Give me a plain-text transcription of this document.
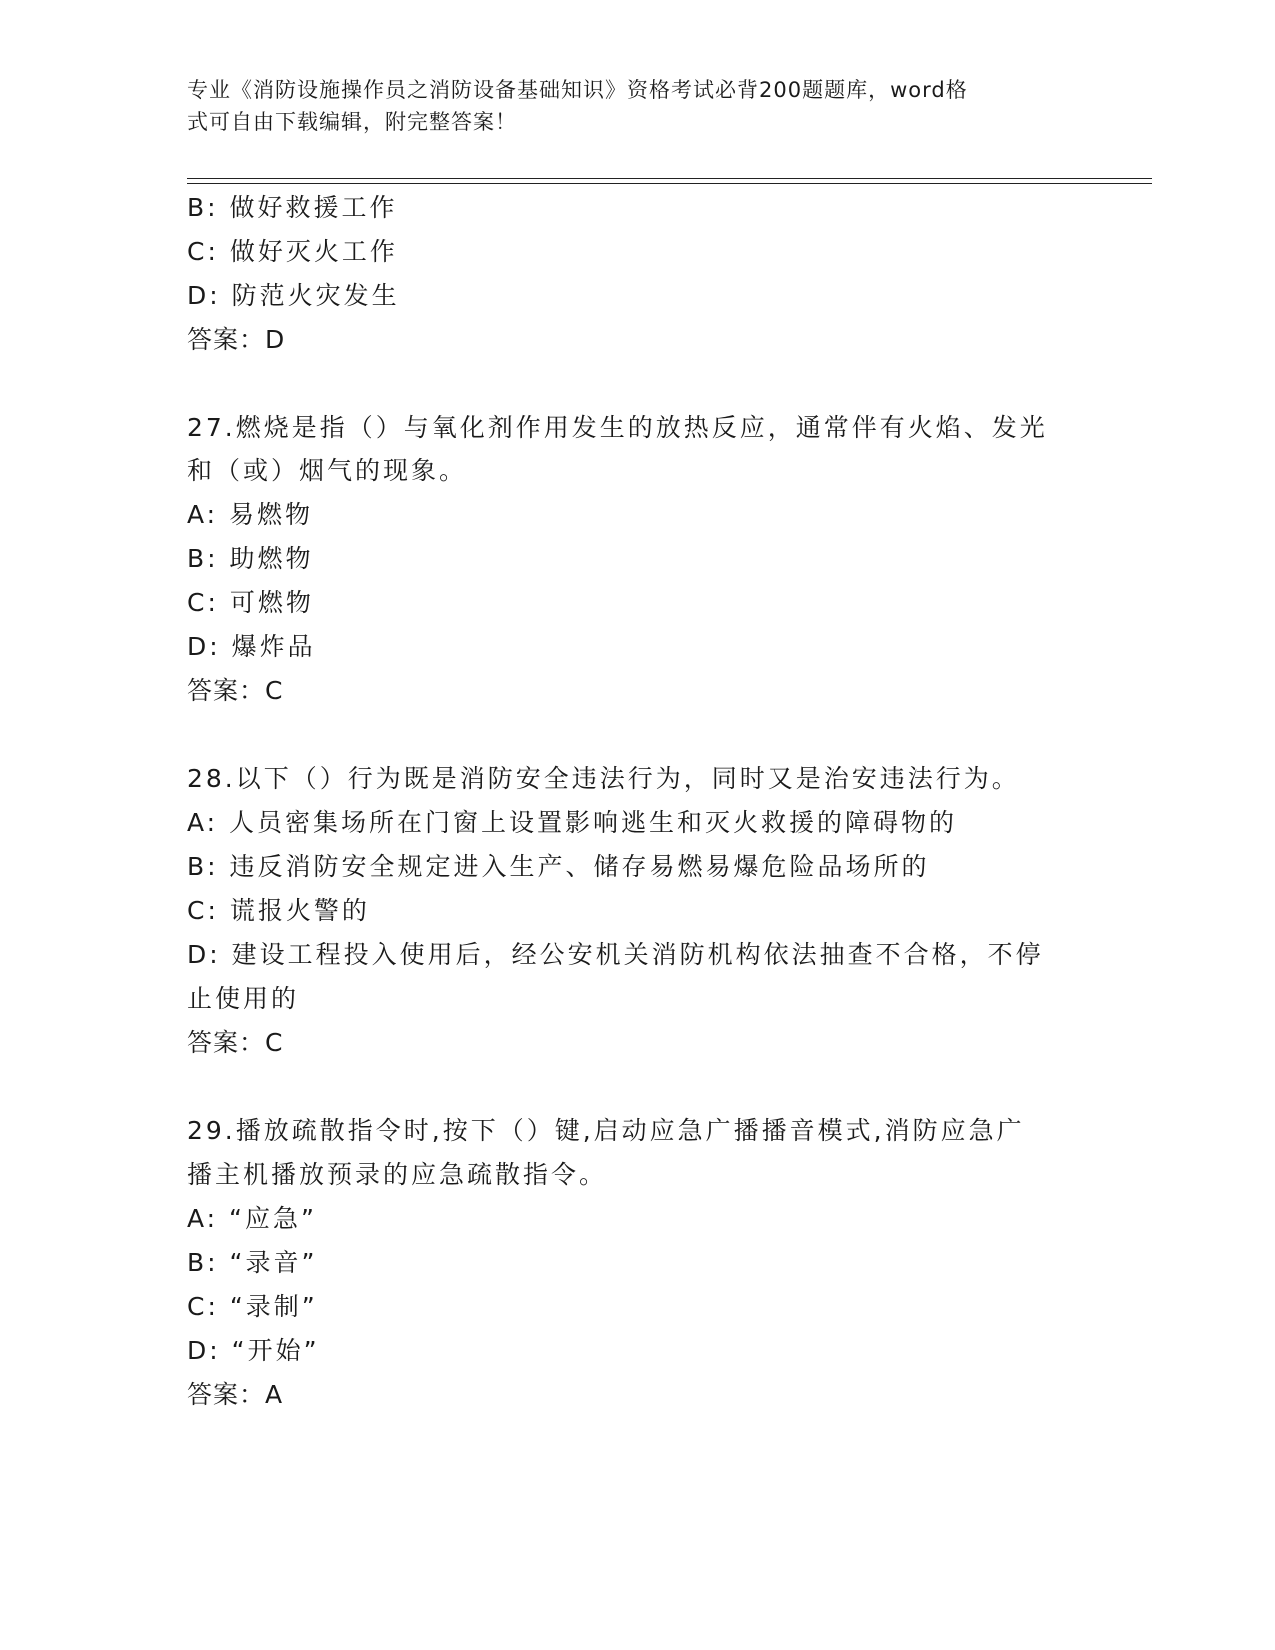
专业《消防设施操作员之消防设备基础知识》资格考试必背200题题库，word格
式可自由下载编辑，附完整答案！
B: 做好救援工作
C: 做好灭火工作
D: 防范火灾发生
答案：D
27.燃烧是指（）与氧化剂作用发生的放热反应，通常伴有火焰、发光
和（或）烟气的现象。
A: 易燃物
B: 助燃物
C: 可燃物
D: 爆炸品
答案：C
28.以下（）行为既是消防安全违法行为，同时又是治安违法行为。
A: 人员密集场所在门窗上设置影响逃生和灭火救援的障碍物的
B: 违反消防安全规定进入生产、储存易燃易爆危险品场所的
C: 谎报火警的
D: 建设工程投入使用后，经公安机关消防机构依法抽查不合格，不停
止使用的
答案：C
29.播放疏散指令时,按下（）键,启动应急广播播音模式,消防应急广
播主机播放预录的应急疏散指令。
A: “应急”
B: “录音”
C: “录制”
D: “开始”
答案：A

▶ _Exercise task_: Copy the whole of the material above exactly, but not its images.

▶ _Complete output_:
Give me a plain-text transcription of this document.
专业《消防设施操作员之消防设备基础知识》资格考试必背200题题库，word格
式可自由下载编辑，附完整答案！
B: 做好救援工作
C: 做好灭火工作
D: 防范火灾发生
答案：D
27.燃烧是指（）与氧化剂作用发生的放热反应，通常伴有火焰、发光
和（或）烟气的现象。
A: 易燃物
B: 助燃物
C: 可燃物
D: 爆炸品
答案：C
28.以下（）行为既是消防安全违法行为，同时又是治安违法行为。
A: 人员密集场所在门窗上设置影响逃生和灭火救援的障碍物的
B: 违反消防安全规定进入生产、储存易燃易爆危险品场所的
C: 谎报火警的
D: 建设工程投入使用后，经公安机关消防机构依法抽查不合格，不停
止使用的
答案：C
29.播放疏散指令时,按下（）键,启动应急广播播音模式,消防应急广
播主机播放预录的应急疏散指令。
A: “应急”
B: “录音”
C: “录制”
D: “开始”
答案：A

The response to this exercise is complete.